Look through the records that follow. Copy every line containing the word "Normal".

#### Data records:

● ● ● ●

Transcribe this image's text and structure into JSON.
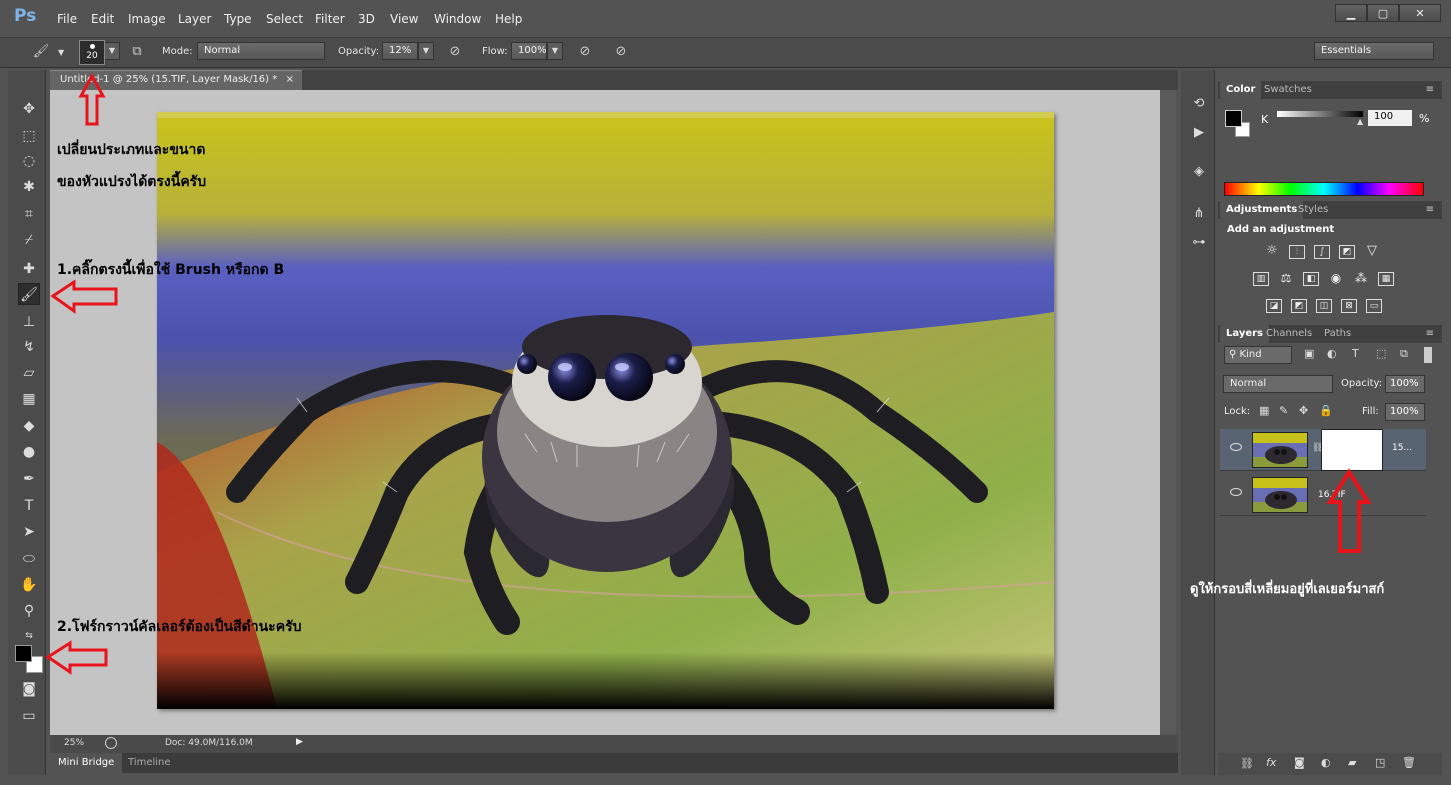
{
  "app": {
    "logo": "Ps"
  },
  "menu": [
    "File",
    "Edit",
    "Image",
    "Layer",
    "Type",
    "Select",
    "Filter",
    "3D",
    "View",
    "Window",
    "Help"
  ],
  "window_controls": {
    "minimize": "▁",
    "maximize": "▢",
    "close": "✕"
  },
  "options_bar": {
    "brush_size": "20",
    "mode_label": "Mode:",
    "mode_value": "Normal",
    "opacity_label": "Opacity:",
    "opacity_value": "12%",
    "flow_label": "Flow:",
    "flow_value": "100%",
    "workspace": "Essentials"
  },
  "document": {
    "tab_title": "Untitled-1 @ 25% (15.TIF, Layer Mask/16) *",
    "zoom": "25%",
    "doc_info": "Doc: 49.0M/116.0M"
  },
  "bottom_tabs": [
    "Mini Bridge",
    "Timeline"
  ],
  "color_panel": {
    "tabs": [
      "Color",
      "Swatches"
    ],
    "channel_label": "K",
    "channel_value": "100",
    "unit": "%"
  },
  "adjustments_panel": {
    "tabs": [
      "Adjustments",
      "Styles"
    ],
    "heading": "Add an adjustment"
  },
  "layers_panel": {
    "tabs": [
      "Layers",
      "Channels",
      "Paths"
    ],
    "filter_kind": "Kind",
    "blend_mode": "Normal",
    "opacity_label": "Opacity:",
    "opacity_value": "100%",
    "lock_label": "Lock:",
    "fill_label": "Fill:",
    "fill_value": "100%",
    "layers": [
      {
        "name": "15...",
        "has_mask": true,
        "selected": true
      },
      {
        "name": "16.TIF",
        "has_mask": false,
        "selected": false
      }
    ]
  },
  "annotations": {
    "brush_type_line1": "เปลี่ยนประเภทและขนาด",
    "brush_type_line2": "ของหัวแปรงได้ตรงนี้ครับ",
    "step1": "1.คลิ๊กตรงนี้เพื่อใช้   Brush หรือกด   B",
    "step2": "2.โฟร์กราวน์คัลเลอร์ต้องเป็นสีดำนะครับ",
    "mask_note": "ดูให้กรอบสี่เหลี่ยมอยู่ที่เลเยอร์มาสก์"
  },
  "colors": {
    "arrow": "#e8141c",
    "foreground": "#000000",
    "background": "#ffffff"
  }
}
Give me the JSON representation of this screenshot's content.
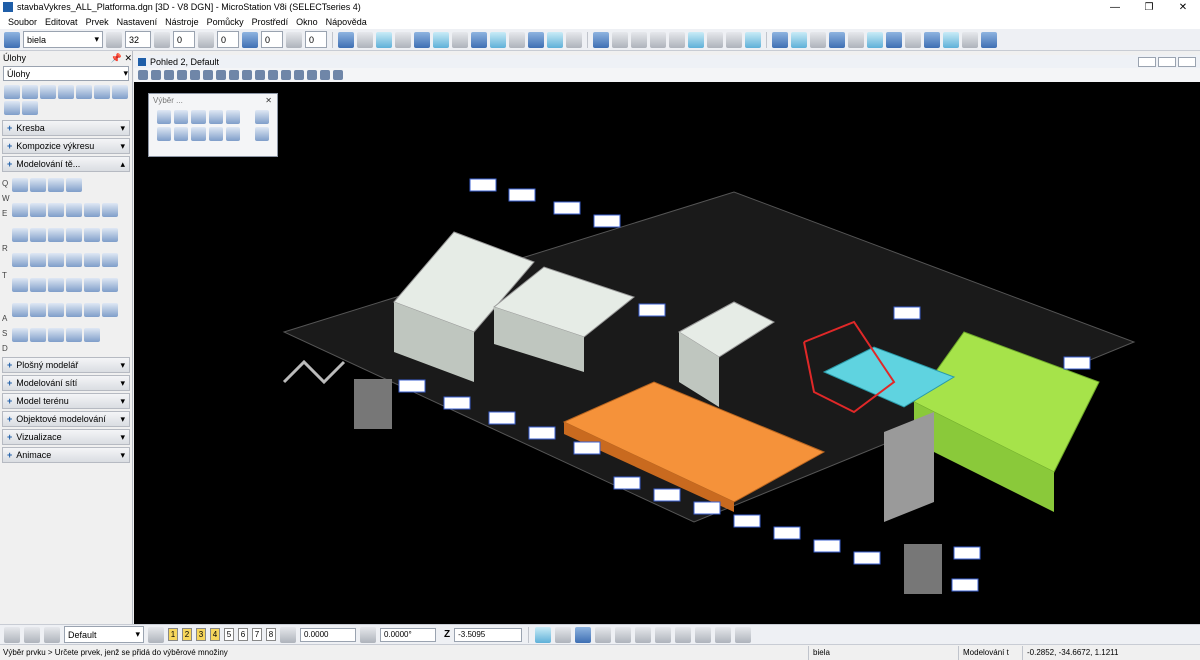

● ● ● ●

#### EXERCISE SOLUTION:
    "mode_value": "Normal",
    "blend_mode": "Normal",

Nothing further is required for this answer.